Exercise prompt - List each line in which the string "ffffff" appears.

Data excerpts
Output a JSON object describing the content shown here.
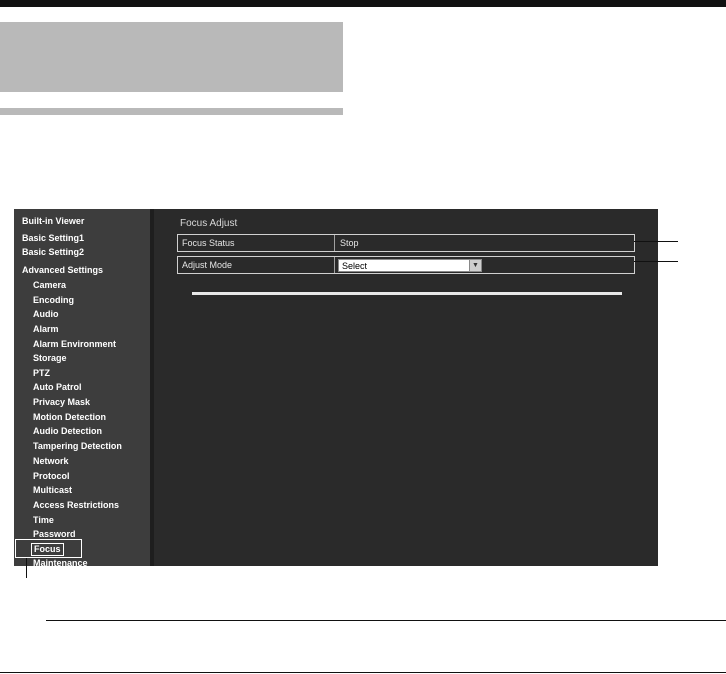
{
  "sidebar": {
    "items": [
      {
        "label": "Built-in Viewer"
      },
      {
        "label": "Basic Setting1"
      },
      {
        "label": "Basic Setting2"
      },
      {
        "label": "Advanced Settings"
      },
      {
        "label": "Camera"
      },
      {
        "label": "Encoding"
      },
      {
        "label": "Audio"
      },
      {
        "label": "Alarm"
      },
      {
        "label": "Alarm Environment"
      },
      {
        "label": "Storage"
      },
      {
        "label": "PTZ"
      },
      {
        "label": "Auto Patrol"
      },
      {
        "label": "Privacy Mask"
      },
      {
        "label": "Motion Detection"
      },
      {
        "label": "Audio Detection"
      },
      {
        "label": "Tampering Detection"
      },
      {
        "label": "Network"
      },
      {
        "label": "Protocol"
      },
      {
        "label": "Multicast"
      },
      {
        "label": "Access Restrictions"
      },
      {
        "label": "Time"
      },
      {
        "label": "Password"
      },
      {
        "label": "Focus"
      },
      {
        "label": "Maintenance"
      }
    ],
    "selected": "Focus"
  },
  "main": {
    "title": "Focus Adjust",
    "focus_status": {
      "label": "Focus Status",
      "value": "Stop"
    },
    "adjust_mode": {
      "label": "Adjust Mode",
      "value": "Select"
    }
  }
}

---

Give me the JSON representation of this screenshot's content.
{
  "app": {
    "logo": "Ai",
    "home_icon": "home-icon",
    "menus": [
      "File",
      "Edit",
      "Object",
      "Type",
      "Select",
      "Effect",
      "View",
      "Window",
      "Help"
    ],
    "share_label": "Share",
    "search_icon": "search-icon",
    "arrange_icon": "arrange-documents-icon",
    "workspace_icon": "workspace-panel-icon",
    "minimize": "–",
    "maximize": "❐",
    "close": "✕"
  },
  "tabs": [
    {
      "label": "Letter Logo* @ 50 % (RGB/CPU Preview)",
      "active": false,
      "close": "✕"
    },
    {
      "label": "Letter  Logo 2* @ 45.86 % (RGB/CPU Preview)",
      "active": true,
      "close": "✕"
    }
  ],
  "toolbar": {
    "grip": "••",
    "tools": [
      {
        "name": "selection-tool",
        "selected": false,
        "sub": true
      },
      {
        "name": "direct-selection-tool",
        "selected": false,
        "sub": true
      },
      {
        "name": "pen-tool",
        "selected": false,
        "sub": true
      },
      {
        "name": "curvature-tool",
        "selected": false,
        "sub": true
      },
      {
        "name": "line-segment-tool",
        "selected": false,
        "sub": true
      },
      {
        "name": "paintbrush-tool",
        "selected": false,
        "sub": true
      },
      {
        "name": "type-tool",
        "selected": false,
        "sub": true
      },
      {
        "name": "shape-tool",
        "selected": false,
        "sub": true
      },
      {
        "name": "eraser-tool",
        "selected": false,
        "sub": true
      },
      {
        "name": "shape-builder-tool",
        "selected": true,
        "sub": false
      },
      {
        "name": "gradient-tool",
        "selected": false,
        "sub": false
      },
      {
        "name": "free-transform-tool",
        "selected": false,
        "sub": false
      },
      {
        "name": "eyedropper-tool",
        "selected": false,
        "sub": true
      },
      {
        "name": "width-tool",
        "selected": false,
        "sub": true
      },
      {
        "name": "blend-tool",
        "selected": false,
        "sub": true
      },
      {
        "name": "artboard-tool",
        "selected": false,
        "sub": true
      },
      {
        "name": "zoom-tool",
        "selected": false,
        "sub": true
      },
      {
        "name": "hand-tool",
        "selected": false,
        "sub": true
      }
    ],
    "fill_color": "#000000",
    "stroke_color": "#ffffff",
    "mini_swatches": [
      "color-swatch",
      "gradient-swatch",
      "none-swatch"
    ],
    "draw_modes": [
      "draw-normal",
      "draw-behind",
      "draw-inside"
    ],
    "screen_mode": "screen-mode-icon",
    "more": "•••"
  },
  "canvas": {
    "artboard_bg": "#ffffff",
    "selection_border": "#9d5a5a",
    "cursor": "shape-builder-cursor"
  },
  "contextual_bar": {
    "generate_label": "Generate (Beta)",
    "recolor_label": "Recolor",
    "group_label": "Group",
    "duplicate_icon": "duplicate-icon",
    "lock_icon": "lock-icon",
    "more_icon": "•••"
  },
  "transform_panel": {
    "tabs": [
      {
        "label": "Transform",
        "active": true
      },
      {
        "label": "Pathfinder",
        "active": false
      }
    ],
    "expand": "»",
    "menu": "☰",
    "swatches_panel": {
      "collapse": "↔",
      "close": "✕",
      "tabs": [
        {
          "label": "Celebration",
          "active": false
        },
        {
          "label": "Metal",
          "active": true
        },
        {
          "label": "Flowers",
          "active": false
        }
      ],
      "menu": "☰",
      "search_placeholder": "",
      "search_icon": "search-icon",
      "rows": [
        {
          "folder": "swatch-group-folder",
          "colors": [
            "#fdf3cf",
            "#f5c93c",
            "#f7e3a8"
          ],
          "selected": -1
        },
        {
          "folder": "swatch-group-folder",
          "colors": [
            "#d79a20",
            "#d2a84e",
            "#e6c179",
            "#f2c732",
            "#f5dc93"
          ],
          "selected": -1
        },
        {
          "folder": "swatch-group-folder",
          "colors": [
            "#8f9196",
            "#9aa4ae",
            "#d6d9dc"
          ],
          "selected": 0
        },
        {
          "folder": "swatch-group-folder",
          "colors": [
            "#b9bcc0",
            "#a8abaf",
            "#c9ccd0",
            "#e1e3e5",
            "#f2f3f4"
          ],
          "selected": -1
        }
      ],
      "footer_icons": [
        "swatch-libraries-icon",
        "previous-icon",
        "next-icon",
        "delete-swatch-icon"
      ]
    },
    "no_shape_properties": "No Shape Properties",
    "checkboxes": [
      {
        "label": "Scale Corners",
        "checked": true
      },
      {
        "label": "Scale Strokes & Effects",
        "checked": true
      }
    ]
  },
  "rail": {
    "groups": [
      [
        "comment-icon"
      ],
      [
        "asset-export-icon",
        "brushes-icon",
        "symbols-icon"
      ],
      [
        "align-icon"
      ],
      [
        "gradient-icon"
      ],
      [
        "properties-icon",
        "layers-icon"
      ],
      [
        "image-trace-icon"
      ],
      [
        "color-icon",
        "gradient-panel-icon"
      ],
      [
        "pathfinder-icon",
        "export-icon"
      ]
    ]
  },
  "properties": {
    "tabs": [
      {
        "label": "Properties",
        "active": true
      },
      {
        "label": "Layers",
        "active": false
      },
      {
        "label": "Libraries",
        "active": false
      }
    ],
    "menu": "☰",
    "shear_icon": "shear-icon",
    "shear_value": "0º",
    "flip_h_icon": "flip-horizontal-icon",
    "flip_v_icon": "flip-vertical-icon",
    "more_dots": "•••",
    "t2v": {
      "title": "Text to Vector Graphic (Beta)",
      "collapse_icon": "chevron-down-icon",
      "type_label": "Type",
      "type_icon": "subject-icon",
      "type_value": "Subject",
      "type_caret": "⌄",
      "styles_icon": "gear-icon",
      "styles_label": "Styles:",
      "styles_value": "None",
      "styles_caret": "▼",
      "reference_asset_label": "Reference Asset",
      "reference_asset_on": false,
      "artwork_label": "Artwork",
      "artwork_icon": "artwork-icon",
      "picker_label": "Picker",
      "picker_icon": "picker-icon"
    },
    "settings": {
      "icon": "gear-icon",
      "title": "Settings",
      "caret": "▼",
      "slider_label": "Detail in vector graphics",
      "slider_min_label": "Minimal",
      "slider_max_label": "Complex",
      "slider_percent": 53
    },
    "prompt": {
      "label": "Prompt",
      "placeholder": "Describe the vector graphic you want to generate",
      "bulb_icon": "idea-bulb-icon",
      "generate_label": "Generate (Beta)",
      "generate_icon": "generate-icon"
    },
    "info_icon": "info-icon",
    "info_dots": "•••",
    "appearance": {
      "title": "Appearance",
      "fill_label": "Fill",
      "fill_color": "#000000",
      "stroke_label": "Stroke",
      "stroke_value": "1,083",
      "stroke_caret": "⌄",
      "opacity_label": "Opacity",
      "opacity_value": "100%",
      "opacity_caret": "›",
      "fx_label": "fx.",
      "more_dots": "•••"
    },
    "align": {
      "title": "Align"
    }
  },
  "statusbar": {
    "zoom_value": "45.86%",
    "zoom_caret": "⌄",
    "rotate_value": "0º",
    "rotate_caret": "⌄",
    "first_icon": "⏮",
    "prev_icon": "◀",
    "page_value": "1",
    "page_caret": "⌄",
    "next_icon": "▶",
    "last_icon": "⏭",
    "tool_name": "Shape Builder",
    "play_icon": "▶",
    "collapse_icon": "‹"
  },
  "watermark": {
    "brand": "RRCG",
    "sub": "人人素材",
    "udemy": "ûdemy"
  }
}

Answer to this exercise -
    "stroke_color": "#ffffff",
    "artboard_bg": "#ffffff",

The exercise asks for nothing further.